▸ The exercise: Pick out and copy every line below that has the word "into".

▸ Provided records:

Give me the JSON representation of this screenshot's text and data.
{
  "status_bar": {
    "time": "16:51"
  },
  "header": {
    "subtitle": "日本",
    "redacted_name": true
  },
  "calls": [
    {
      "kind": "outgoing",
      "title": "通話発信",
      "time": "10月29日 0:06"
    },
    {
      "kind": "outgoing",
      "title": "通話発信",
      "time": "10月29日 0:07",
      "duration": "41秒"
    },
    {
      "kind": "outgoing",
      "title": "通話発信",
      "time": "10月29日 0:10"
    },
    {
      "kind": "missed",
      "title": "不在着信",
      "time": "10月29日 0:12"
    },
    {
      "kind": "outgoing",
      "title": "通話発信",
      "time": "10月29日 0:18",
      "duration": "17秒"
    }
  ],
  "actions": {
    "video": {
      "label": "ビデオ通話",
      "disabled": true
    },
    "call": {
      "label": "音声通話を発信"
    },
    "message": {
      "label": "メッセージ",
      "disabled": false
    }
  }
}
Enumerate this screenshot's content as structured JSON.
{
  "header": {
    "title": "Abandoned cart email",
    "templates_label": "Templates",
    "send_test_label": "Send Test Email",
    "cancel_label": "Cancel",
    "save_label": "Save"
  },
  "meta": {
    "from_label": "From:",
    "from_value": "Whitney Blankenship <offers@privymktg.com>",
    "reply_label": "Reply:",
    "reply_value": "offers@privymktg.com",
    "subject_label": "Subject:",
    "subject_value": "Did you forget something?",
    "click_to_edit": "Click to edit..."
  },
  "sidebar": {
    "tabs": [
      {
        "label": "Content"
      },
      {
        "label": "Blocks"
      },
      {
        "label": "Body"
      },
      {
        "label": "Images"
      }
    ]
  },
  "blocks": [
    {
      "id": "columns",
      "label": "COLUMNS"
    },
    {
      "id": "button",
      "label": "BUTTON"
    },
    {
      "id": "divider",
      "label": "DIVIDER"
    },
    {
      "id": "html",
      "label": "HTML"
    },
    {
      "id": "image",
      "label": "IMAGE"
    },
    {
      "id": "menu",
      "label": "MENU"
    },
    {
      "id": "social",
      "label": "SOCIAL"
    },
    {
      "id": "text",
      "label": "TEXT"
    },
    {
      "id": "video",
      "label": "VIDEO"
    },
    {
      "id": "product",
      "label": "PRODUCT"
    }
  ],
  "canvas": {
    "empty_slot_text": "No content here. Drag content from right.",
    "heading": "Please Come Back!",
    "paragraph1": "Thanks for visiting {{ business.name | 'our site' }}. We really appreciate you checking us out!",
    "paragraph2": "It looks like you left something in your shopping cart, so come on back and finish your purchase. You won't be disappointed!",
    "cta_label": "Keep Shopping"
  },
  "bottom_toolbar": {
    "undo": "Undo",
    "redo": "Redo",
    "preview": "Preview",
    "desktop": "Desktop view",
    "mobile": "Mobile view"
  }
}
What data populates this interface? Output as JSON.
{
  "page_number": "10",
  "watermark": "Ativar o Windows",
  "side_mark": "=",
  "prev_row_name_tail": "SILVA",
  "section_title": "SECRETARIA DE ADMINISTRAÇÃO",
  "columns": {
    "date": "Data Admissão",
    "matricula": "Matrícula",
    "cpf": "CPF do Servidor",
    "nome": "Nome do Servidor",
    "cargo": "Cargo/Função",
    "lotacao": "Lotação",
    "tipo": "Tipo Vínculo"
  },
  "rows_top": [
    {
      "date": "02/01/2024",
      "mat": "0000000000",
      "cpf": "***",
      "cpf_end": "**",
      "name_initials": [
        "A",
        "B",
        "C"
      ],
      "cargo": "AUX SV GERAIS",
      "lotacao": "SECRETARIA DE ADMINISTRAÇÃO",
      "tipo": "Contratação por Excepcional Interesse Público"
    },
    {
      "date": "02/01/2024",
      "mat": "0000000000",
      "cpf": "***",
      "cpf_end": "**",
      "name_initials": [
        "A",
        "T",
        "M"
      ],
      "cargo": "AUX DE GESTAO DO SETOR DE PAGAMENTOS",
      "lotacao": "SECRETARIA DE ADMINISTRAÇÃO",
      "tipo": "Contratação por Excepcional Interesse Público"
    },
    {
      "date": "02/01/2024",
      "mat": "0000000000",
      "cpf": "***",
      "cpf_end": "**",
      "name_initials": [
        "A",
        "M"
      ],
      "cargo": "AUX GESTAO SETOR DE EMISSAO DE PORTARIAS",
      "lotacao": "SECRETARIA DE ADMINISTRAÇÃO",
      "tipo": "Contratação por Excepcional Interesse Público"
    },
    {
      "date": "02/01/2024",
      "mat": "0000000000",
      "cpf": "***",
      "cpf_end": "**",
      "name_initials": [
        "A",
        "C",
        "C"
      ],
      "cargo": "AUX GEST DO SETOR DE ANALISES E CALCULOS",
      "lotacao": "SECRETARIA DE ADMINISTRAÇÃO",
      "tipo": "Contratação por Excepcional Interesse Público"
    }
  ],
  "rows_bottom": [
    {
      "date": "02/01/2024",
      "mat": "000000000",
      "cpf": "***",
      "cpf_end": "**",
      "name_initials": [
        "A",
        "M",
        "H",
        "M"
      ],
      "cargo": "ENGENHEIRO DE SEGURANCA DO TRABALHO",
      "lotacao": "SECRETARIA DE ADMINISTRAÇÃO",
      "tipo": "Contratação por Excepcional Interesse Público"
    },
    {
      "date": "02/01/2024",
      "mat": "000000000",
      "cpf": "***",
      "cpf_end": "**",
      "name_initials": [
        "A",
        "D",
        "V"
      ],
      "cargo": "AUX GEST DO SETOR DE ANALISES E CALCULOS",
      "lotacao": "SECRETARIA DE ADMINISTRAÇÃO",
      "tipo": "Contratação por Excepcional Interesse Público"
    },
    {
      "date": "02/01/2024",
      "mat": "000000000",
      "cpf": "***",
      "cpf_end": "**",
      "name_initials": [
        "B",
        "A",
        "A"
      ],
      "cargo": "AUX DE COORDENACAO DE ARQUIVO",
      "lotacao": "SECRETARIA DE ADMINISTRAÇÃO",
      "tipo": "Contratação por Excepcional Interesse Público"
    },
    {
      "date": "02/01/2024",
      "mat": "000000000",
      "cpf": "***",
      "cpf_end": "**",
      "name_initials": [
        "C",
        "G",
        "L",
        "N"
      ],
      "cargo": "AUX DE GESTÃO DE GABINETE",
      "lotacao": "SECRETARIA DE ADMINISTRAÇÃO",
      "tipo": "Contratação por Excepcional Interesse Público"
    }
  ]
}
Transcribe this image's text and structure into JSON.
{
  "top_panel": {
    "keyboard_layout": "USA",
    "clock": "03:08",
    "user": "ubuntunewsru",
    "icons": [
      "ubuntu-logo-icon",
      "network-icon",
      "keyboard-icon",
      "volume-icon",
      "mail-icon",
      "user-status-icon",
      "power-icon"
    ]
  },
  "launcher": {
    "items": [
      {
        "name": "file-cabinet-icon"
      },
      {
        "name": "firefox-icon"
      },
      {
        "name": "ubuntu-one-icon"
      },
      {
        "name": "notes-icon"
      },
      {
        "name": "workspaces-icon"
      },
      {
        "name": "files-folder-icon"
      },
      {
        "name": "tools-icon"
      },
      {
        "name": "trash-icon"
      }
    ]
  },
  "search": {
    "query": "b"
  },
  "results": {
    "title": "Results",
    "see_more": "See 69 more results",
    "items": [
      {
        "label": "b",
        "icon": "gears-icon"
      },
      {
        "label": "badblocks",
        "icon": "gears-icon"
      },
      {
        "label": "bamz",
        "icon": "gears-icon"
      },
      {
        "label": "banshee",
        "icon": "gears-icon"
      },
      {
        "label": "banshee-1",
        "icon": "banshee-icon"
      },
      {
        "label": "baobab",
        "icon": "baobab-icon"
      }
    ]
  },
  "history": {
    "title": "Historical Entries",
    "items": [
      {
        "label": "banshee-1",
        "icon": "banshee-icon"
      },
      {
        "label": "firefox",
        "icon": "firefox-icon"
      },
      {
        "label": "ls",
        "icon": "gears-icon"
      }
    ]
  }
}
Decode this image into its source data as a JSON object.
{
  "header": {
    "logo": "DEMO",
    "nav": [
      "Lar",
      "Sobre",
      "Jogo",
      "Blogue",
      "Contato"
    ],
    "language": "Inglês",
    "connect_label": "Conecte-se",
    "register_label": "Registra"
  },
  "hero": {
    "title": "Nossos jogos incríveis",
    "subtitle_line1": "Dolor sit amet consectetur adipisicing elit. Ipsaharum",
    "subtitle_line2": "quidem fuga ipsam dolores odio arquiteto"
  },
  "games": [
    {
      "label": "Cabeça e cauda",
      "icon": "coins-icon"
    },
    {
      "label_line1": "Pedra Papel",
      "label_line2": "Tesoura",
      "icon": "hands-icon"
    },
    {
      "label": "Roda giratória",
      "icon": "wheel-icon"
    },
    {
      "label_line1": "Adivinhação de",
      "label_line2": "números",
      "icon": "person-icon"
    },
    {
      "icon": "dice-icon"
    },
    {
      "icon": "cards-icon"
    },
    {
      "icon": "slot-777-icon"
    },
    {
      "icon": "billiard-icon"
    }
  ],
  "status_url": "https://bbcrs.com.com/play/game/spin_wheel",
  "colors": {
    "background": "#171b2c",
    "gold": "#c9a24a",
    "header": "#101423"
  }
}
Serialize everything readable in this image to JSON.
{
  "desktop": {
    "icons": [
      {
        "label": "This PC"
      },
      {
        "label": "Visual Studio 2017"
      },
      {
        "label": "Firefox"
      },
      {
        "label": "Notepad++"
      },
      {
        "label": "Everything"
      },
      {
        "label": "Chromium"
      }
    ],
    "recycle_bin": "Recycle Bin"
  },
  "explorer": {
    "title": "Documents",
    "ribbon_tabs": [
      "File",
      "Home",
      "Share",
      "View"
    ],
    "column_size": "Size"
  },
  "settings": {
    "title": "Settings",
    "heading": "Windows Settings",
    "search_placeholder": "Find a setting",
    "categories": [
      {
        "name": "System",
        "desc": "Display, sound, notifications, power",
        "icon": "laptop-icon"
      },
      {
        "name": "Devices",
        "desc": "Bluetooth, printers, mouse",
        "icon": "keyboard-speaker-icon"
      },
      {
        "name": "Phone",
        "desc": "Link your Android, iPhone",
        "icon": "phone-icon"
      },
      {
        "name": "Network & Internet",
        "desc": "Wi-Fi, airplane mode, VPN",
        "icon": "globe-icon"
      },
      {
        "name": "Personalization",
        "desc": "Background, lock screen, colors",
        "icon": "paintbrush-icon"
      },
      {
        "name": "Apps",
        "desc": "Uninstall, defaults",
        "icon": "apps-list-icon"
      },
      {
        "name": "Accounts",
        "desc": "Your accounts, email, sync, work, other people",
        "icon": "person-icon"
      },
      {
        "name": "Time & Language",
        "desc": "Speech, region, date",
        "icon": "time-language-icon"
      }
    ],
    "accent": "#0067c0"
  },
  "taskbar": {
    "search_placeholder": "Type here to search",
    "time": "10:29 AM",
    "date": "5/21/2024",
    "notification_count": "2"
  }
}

▸ Answer for the task:
Transcribe this image's text and structure into JSON.
Decode this image into its source data as a JSON object.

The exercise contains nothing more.